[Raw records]
☆ ☆ ☆
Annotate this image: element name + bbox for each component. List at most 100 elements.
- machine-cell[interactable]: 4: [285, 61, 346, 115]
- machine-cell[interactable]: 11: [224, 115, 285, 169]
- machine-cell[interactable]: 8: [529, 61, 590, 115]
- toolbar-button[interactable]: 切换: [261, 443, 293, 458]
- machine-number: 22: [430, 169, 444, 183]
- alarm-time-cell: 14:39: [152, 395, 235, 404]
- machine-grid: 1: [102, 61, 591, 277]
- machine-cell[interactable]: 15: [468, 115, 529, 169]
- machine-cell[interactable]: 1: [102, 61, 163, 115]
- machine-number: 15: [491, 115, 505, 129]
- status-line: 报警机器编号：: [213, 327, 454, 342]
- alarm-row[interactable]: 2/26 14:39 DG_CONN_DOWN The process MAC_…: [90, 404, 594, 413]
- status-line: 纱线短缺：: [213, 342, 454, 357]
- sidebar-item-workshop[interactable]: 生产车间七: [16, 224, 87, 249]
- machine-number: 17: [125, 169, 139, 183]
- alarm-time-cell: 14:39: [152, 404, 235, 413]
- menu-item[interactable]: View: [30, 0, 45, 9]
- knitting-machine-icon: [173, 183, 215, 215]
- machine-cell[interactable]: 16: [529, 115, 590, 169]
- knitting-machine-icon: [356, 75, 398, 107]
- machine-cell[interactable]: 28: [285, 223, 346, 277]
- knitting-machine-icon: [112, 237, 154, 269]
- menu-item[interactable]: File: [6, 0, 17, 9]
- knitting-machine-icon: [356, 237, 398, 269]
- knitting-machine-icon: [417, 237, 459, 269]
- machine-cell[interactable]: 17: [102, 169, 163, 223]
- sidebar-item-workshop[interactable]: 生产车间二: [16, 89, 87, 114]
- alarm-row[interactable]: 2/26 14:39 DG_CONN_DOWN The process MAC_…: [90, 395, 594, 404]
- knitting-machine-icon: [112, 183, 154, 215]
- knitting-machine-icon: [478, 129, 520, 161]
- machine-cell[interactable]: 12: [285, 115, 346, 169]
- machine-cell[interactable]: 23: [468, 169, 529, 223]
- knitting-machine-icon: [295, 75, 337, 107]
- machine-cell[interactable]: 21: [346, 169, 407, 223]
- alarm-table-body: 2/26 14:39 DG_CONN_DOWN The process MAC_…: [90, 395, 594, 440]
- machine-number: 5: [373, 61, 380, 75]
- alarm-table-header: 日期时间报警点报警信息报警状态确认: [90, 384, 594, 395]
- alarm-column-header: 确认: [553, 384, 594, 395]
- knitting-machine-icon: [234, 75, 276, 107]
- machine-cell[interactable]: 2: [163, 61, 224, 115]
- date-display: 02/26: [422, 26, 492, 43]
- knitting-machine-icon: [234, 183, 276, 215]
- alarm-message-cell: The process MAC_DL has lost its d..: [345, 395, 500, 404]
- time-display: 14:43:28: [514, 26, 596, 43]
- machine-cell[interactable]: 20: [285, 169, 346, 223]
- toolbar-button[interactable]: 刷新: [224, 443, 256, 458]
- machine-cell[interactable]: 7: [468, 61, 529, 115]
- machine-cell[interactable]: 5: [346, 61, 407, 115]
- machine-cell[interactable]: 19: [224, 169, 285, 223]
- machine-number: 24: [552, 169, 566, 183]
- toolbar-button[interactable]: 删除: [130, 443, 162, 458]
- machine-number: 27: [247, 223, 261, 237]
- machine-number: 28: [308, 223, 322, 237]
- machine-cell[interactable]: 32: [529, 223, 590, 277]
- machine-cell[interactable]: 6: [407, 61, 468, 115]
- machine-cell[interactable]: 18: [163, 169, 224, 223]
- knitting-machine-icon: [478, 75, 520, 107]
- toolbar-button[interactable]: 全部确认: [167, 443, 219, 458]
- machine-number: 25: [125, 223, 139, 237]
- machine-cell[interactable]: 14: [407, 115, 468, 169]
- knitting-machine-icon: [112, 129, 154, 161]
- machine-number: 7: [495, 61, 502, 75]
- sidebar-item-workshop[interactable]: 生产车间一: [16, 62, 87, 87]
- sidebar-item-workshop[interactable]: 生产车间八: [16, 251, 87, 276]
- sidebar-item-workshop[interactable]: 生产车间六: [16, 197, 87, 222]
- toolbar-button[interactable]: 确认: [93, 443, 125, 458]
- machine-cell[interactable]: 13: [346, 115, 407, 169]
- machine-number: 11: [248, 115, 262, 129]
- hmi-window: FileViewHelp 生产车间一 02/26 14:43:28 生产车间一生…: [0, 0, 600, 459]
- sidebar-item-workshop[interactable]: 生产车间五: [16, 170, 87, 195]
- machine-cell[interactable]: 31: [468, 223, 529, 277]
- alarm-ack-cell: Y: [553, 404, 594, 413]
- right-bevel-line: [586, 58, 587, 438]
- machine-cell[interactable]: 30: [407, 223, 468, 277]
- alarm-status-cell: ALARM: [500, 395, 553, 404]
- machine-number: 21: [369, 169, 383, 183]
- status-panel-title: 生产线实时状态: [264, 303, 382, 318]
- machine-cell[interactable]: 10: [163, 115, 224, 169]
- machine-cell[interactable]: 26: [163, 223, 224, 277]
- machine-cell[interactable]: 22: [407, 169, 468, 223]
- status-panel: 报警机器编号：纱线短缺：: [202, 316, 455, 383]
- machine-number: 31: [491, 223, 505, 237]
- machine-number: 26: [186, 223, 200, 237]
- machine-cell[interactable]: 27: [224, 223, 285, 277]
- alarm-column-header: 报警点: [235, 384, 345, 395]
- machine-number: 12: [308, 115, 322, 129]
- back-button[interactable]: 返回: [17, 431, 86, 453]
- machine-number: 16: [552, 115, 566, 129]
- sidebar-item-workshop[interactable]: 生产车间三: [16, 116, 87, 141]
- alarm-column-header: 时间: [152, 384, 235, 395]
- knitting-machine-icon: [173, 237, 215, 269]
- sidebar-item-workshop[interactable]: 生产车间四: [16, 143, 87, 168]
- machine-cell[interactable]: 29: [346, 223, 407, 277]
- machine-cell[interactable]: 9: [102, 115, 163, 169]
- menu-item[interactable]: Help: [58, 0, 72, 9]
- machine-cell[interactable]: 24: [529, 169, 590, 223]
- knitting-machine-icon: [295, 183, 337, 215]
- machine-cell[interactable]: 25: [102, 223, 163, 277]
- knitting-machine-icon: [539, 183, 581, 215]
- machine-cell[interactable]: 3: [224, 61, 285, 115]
☆ ☆ ☆
Task objective:
Write out every one of the lines above with no changes.

Response:
Annotate this image: element name + bbox for each component. List at most 100 elements.
- machine-cell[interactable]: 4: [285, 61, 346, 115]
- machine-cell[interactable]: 11: [224, 115, 285, 169]
- machine-cell[interactable]: 8: [529, 61, 590, 115]
- toolbar-button[interactable]: 切换: [261, 443, 293, 458]
- machine-number: 22: [430, 169, 444, 183]
- alarm-time-cell: 14:39: [152, 395, 235, 404]
- machine-grid: 1: [102, 61, 591, 277]
- machine-cell[interactable]: 15: [468, 115, 529, 169]
- machine-cell[interactable]: 1: [102, 61, 163, 115]
- machine-number: 15: [491, 115, 505, 129]
- status-line: 报警机器编号：: [213, 327, 454, 342]
- alarm-row[interactable]: 2/26 14:39 DG_CONN_DOWN The process MAC_…: [90, 404, 594, 413]
- status-line: 纱线短缺：: [213, 342, 454, 357]
- sidebar-item-workshop[interactable]: 生产车间七: [16, 224, 87, 249]
- machine-number: 17: [125, 169, 139, 183]
- alarm-time-cell: 14:39: [152, 404, 235, 413]
- menu-item[interactable]: View: [30, 0, 45, 9]
- knitting-machine-icon: [173, 183, 215, 215]
- machine-cell[interactable]: 16: [529, 115, 590, 169]
- knitting-machine-icon: [356, 75, 398, 107]
- machine-cell[interactable]: 28: [285, 223, 346, 277]
- knitting-machine-icon: [112, 237, 154, 269]
- menu-item[interactable]: File: [6, 0, 17, 9]
- knitting-machine-icon: [356, 237, 398, 269]
- knitting-machine-icon: [417, 237, 459, 269]
- machine-cell[interactable]: 17: [102, 169, 163, 223]
- sidebar-item-workshop[interactable]: 生产车间二: [16, 89, 87, 114]
- alarm-row[interactable]: 2/26 14:39 DG_CONN_DOWN The process MAC_…: [90, 395, 594, 404]
- knitting-machine-icon: [112, 183, 154, 215]
- knitting-machine-icon: [478, 129, 520, 161]
- machine-cell[interactable]: 12: [285, 115, 346, 169]
- machine-cell[interactable]: 23: [468, 169, 529, 223]
- knitting-machine-icon: [295, 75, 337, 107]
- machine-cell[interactable]: 21: [346, 169, 407, 223]
- alarm-table-body: 2/26 14:39 DG_CONN_DOWN The process MAC_…: [90, 395, 594, 440]
- machine-number: 5: [373, 61, 380, 75]
- alarm-table-header: 日期时间报警点报警信息报警状态确认: [90, 384, 594, 395]
- alarm-column-header: 确认: [553, 384, 594, 395]
- knitting-machine-icon: [234, 75, 276, 107]
- machine-cell[interactable]: 2: [163, 61, 224, 115]
- date-display: 02/26: [422, 26, 492, 43]
- knitting-machine-icon: [234, 183, 276, 215]
- alarm-message-cell: The process MAC_DL has lost its d..: [345, 395, 500, 404]
- time-display: 14:43:28: [514, 26, 596, 43]
- machine-cell[interactable]: 20: [285, 169, 346, 223]
- toolbar-button[interactable]: 刷新: [224, 443, 256, 458]
- machine-cell[interactable]: 7: [468, 61, 529, 115]
- machine-cell[interactable]: 5: [346, 61, 407, 115]
- machine-cell[interactable]: 19: [224, 169, 285, 223]
- machine-number: 24: [552, 169, 566, 183]
- toolbar-button[interactable]: 删除: [130, 443, 162, 458]
- machine-number: 27: [247, 223, 261, 237]
- machine-number: 28: [308, 223, 322, 237]
- machine-cell[interactable]: 32: [529, 223, 590, 277]
- machine-cell[interactable]: 6: [407, 61, 468, 115]
- machine-cell[interactable]: 18: [163, 169, 224, 223]
- knitting-machine-icon: [478, 75, 520, 107]
- toolbar-button[interactable]: 全部确认: [167, 443, 219, 458]
- machine-number: 25: [125, 223, 139, 237]
- machine-cell[interactable]: 14: [407, 115, 468, 169]
- knitting-machine-icon: [112, 129, 154, 161]
- machine-number: 7: [495, 61, 502, 75]
- sidebar-item-workshop[interactable]: 生产车间一: [16, 62, 87, 87]
- sidebar-item-workshop[interactable]: 生产车间八: [16, 251, 87, 276]
- sidebar-item-workshop[interactable]: 生产车间六: [16, 197, 87, 222]
- toolbar-button[interactable]: 确认: [93, 443, 125, 458]
- machine-cell[interactable]: 13: [346, 115, 407, 169]
- machine-number: 11: [248, 115, 262, 129]
- hmi-window: FileViewHelp 生产车间一 02/26 14:43:28 生产车间一生…: [0, 0, 600, 459]
- sidebar-item-workshop[interactable]: 生产车间五: [16, 170, 87, 195]
- machine-cell[interactable]: 31: [468, 223, 529, 277]
- alarm-ack-cell: Y: [553, 404, 594, 413]
- right-bevel-line: [586, 58, 587, 438]
- machine-cell[interactable]: 30: [407, 223, 468, 277]
- alarm-status-cell: ALARM: [500, 395, 553, 404]
- machine-number: 21: [369, 169, 383, 183]
- status-panel-title: 生产线实时状态: [264, 303, 382, 318]
- machine-cell[interactable]: 10: [163, 115, 224, 169]
- machine-cell[interactable]: 26: [163, 223, 224, 277]
- machine-cell[interactable]: 22: [407, 169, 468, 223]
- status-panel: 报警机器编号：纱线短缺：: [202, 316, 455, 383]
- machine-number: 31: [491, 223, 505, 237]
- machine-number: 26: [186, 223, 200, 237]
- machine-cell[interactable]: 27: [224, 223, 285, 277]
- alarm-column-header: 报警点: [235, 384, 345, 395]
- machine-number: 12: [308, 115, 322, 129]
- back-button[interactable]: 返回: [17, 431, 86, 453]
- machine-number: 16: [552, 115, 566, 129]
- sidebar-item-workshop[interactable]: 生产车间三: [16, 116, 87, 141]
- alarm-column-header: 时间: [152, 384, 235, 395]
- knitting-machine-icon: [173, 237, 215, 269]
- sidebar-item-workshop[interactable]: 生产车间四: [16, 143, 87, 168]
- machine-cell[interactable]: 29: [346, 223, 407, 277]
- machine-cell[interactable]: 9: [102, 115, 163, 169]
- menu-item[interactable]: Help: [58, 0, 72, 9]
- machine-cell[interactable]: 24: [529, 169, 590, 223]
- knitting-machine-icon: [295, 183, 337, 215]
- machine-cell[interactable]: 25: [102, 223, 163, 277]
- knitting-machine-icon: [539, 183, 581, 215]
- machine-cell[interactable]: 3: [224, 61, 285, 115]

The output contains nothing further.